_WHAT IS EXPECTED_.
Output every record exactly, apart from its images.

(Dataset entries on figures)
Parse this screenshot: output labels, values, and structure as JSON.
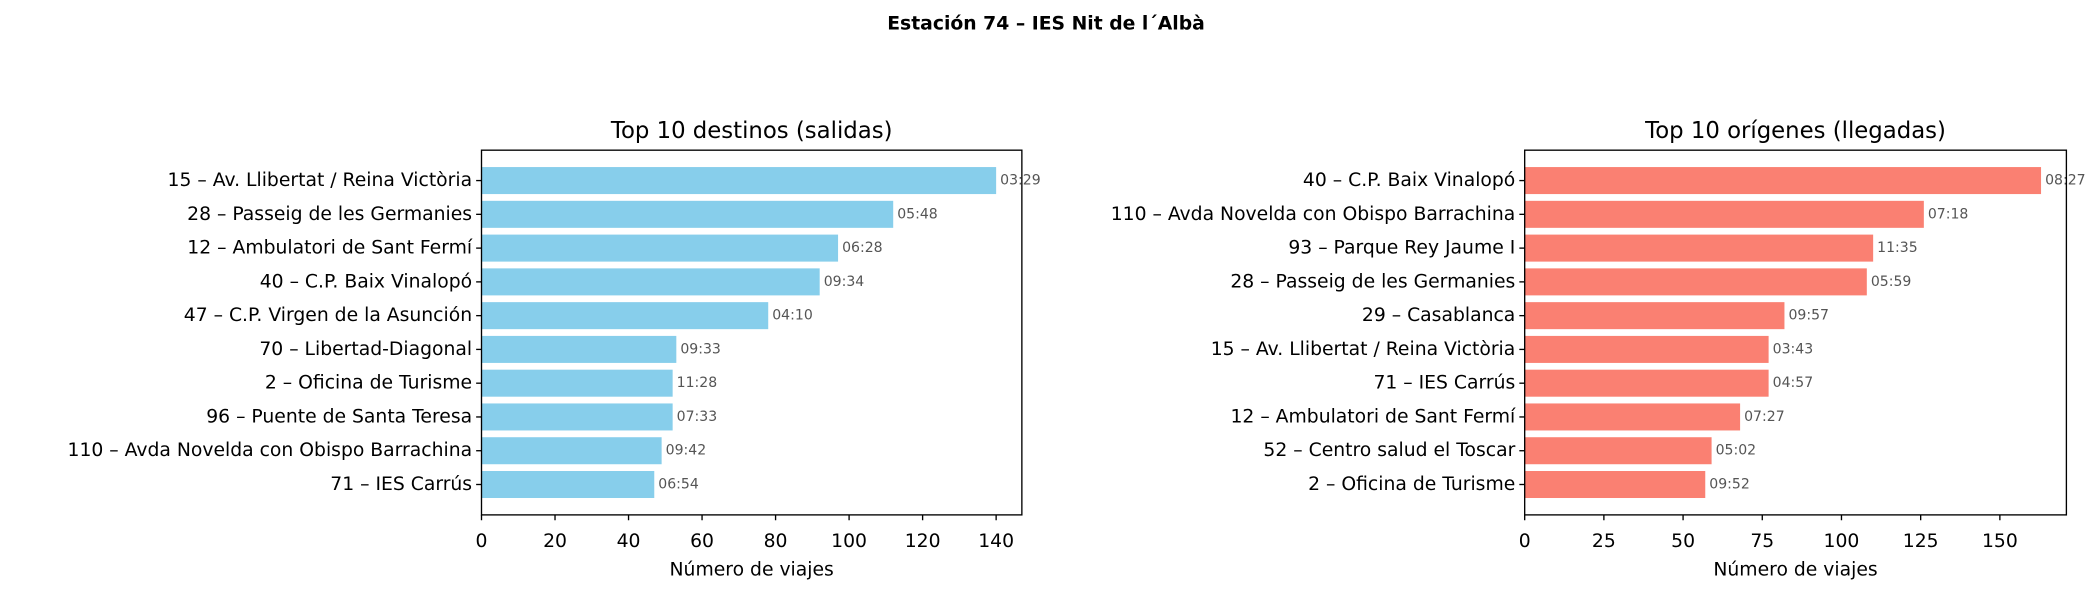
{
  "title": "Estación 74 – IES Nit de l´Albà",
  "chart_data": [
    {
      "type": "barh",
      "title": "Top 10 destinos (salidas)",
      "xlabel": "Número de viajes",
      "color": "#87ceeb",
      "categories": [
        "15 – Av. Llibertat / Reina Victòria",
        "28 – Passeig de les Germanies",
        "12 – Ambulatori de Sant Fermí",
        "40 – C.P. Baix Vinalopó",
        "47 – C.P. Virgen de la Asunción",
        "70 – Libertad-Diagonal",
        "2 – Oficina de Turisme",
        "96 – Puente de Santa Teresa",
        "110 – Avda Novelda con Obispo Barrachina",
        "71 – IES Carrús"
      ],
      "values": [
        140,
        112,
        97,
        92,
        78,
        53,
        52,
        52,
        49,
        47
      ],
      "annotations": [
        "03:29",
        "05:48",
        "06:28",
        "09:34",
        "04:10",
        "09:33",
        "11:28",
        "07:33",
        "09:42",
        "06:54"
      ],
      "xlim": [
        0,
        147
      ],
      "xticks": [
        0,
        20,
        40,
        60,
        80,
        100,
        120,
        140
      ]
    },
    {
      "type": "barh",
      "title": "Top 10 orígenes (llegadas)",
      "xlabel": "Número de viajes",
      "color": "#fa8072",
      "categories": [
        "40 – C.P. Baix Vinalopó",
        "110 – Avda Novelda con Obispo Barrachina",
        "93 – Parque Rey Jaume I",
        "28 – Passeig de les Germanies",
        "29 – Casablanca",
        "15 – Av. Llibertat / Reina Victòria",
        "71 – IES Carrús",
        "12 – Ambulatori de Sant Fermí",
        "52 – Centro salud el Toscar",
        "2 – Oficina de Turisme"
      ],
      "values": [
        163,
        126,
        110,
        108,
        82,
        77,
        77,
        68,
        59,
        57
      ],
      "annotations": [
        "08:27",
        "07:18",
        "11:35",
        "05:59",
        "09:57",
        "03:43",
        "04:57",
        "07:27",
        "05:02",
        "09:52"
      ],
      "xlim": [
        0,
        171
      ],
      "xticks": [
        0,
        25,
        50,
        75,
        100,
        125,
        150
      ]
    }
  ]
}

_ANSWER_.
Parse this screenshot: output labels, values, and structure as JSON.
{
  "title": "Estación 74 – IES Nit de l´Albà",
  "chart_data": [
    {
      "type": "barh",
      "title": "Top 10 destinos (salidas)",
      "xlabel": "Número de viajes",
      "color": "#87ceeb",
      "categories": [
        "15 – Av. Llibertat / Reina Victòria",
        "28 – Passeig de les Germanies",
        "12 – Ambulatori de Sant Fermí",
        "40 – C.P. Baix Vinalopó",
        "47 – C.P. Virgen de la Asunción",
        "70 – Libertad-Diagonal",
        "2 – Oficina de Turisme",
        "96 – Puente de Santa Teresa",
        "110 – Avda Novelda con Obispo Barrachina",
        "71 – IES Carrús"
      ],
      "values": [
        140,
        112,
        97,
        92,
        78,
        53,
        52,
        52,
        49,
        47
      ],
      "annotations": [
        "03:29",
        "05:48",
        "06:28",
        "09:34",
        "04:10",
        "09:33",
        "11:28",
        "07:33",
        "09:42",
        "06:54"
      ],
      "xlim": [
        0,
        147
      ],
      "xticks": [
        0,
        20,
        40,
        60,
        80,
        100,
        120,
        140
      ]
    },
    {
      "type": "barh",
      "title": "Top 10 orígenes (llegadas)",
      "xlabel": "Número de viajes",
      "color": "#fa8072",
      "categories": [
        "40 – C.P. Baix Vinalopó",
        "110 – Avda Novelda con Obispo Barrachina",
        "93 – Parque Rey Jaume I",
        "28 – Passeig de les Germanies",
        "29 – Casablanca",
        "15 – Av. Llibertat / Reina Victòria",
        "71 – IES Carrús",
        "12 – Ambulatori de Sant Fermí",
        "52 – Centro salud el Toscar",
        "2 – Oficina de Turisme"
      ],
      "values": [
        163,
        126,
        110,
        108,
        82,
        77,
        77,
        68,
        59,
        57
      ],
      "annotations": [
        "08:27",
        "07:18",
        "11:35",
        "05:59",
        "09:57",
        "03:43",
        "04:57",
        "07:27",
        "05:02",
        "09:52"
      ],
      "xlim": [
        0,
        171
      ],
      "xticks": [
        0,
        25,
        50,
        75,
        100,
        125,
        150
      ]
    }
  ]
}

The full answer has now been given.